[Data records]

········

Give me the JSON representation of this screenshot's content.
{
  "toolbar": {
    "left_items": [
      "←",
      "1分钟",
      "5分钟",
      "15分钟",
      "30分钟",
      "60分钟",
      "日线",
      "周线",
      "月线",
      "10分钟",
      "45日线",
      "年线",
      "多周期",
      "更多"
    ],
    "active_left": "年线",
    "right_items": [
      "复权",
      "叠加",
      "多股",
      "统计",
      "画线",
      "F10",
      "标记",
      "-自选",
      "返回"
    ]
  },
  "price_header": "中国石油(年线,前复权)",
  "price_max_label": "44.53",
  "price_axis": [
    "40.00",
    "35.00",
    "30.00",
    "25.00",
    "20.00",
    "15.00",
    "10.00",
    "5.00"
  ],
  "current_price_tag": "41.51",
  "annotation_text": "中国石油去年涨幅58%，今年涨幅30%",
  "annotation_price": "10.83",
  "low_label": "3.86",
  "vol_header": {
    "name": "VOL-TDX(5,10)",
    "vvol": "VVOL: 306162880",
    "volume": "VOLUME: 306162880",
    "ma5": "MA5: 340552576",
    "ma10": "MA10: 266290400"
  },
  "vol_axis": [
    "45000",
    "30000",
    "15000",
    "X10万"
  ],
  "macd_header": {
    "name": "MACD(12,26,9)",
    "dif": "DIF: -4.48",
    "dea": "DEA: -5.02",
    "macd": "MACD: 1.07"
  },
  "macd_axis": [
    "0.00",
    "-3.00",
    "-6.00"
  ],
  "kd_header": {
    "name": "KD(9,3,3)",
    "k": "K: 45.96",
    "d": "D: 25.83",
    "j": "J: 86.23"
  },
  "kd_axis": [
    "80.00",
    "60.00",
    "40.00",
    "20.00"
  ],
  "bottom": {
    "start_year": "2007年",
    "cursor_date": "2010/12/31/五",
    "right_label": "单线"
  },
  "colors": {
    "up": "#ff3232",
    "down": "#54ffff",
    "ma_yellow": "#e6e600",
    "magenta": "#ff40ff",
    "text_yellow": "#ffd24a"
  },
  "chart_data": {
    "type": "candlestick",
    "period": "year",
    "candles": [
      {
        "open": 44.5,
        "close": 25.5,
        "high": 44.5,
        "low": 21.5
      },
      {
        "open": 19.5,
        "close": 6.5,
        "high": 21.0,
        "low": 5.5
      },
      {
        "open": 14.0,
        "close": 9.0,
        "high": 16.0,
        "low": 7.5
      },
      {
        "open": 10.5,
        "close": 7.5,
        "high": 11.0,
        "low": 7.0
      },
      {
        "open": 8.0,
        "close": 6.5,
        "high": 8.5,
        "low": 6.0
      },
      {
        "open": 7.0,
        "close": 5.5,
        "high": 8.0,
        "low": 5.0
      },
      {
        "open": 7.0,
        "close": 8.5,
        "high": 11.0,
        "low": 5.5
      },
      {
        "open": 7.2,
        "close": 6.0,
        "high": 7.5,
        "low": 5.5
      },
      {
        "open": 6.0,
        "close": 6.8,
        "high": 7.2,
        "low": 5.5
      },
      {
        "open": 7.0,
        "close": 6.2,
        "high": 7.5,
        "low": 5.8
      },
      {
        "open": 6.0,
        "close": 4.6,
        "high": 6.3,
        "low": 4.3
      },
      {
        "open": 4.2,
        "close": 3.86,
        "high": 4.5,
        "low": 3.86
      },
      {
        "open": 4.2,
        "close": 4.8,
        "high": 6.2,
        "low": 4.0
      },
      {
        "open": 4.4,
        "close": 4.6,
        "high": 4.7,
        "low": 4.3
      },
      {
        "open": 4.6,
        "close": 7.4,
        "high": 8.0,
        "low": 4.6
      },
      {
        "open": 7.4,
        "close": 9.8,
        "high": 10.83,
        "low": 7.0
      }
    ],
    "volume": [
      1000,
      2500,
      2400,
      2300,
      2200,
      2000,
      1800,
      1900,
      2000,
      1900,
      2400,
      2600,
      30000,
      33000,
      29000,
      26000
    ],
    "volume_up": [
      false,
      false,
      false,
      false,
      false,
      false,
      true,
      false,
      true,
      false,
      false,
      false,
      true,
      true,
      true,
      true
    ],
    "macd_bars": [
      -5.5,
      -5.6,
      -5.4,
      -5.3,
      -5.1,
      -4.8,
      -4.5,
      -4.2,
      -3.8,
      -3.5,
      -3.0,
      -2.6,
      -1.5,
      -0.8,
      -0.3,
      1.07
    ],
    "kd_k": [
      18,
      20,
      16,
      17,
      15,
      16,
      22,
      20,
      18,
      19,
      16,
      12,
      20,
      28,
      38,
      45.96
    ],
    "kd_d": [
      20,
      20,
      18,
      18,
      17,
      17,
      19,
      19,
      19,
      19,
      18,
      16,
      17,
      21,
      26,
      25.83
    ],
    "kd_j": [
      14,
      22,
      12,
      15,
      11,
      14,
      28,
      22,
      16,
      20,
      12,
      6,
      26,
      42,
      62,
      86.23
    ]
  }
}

········

Among the records above, find each line holding the string "name" and pull it out.

→ WRITTEN RESPONSE:
    "name": "VOL-TDX(5,10)",
    "name": "MACD(12,26,9)",
    "name": "KD(9,3,3)",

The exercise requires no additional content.